===== Records supplied
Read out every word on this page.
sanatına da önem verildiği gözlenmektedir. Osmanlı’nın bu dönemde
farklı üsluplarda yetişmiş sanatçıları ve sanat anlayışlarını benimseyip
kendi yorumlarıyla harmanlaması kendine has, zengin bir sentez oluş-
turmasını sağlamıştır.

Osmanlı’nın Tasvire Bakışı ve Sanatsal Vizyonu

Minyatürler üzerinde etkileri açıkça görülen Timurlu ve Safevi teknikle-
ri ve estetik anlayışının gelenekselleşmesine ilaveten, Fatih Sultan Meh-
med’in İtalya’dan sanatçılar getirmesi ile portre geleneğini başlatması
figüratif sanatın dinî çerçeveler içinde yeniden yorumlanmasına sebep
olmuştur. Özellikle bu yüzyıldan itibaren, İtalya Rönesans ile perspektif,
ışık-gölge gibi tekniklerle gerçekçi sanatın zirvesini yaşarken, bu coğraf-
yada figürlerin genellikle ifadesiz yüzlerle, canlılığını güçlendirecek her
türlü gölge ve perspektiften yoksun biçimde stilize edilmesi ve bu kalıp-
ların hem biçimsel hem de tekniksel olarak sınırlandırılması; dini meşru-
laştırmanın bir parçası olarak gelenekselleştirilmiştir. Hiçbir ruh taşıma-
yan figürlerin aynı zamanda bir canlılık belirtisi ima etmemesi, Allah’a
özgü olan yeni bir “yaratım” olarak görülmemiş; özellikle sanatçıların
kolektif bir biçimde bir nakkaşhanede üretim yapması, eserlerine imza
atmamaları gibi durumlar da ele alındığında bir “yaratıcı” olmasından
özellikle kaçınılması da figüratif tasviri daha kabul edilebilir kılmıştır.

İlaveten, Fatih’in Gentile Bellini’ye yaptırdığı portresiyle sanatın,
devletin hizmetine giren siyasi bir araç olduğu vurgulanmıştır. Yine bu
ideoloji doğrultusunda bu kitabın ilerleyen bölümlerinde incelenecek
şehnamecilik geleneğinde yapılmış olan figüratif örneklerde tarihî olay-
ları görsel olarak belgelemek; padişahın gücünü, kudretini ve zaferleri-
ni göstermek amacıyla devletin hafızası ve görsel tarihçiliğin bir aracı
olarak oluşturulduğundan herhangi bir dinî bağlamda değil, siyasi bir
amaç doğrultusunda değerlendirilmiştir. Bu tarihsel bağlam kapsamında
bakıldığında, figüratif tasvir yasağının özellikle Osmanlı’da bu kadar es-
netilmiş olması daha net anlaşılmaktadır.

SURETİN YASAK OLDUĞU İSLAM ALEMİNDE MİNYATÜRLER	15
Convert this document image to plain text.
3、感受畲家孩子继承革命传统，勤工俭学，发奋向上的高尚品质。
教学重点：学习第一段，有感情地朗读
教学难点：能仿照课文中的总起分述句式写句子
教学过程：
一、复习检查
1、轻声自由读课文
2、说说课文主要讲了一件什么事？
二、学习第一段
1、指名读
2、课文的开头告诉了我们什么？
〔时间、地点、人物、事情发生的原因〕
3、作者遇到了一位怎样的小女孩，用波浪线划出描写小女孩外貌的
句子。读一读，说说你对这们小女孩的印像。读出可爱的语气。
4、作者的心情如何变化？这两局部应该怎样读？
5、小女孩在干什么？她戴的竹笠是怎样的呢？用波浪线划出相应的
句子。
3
==========
Task objective –
Search the preceding listing for the word "Osmanlı" and pull out every line that holds it.

Exercise output –
sanatına da önem verildiği gözlenmektedir. Osmanlı’nın bu dönemde
Osmanlı’nın Tasvire Bakışı ve Sanatsal Vizyonu
bakıldığında, figüratif tasvir yasağının özellikle Osmanlı’da bu kadar es-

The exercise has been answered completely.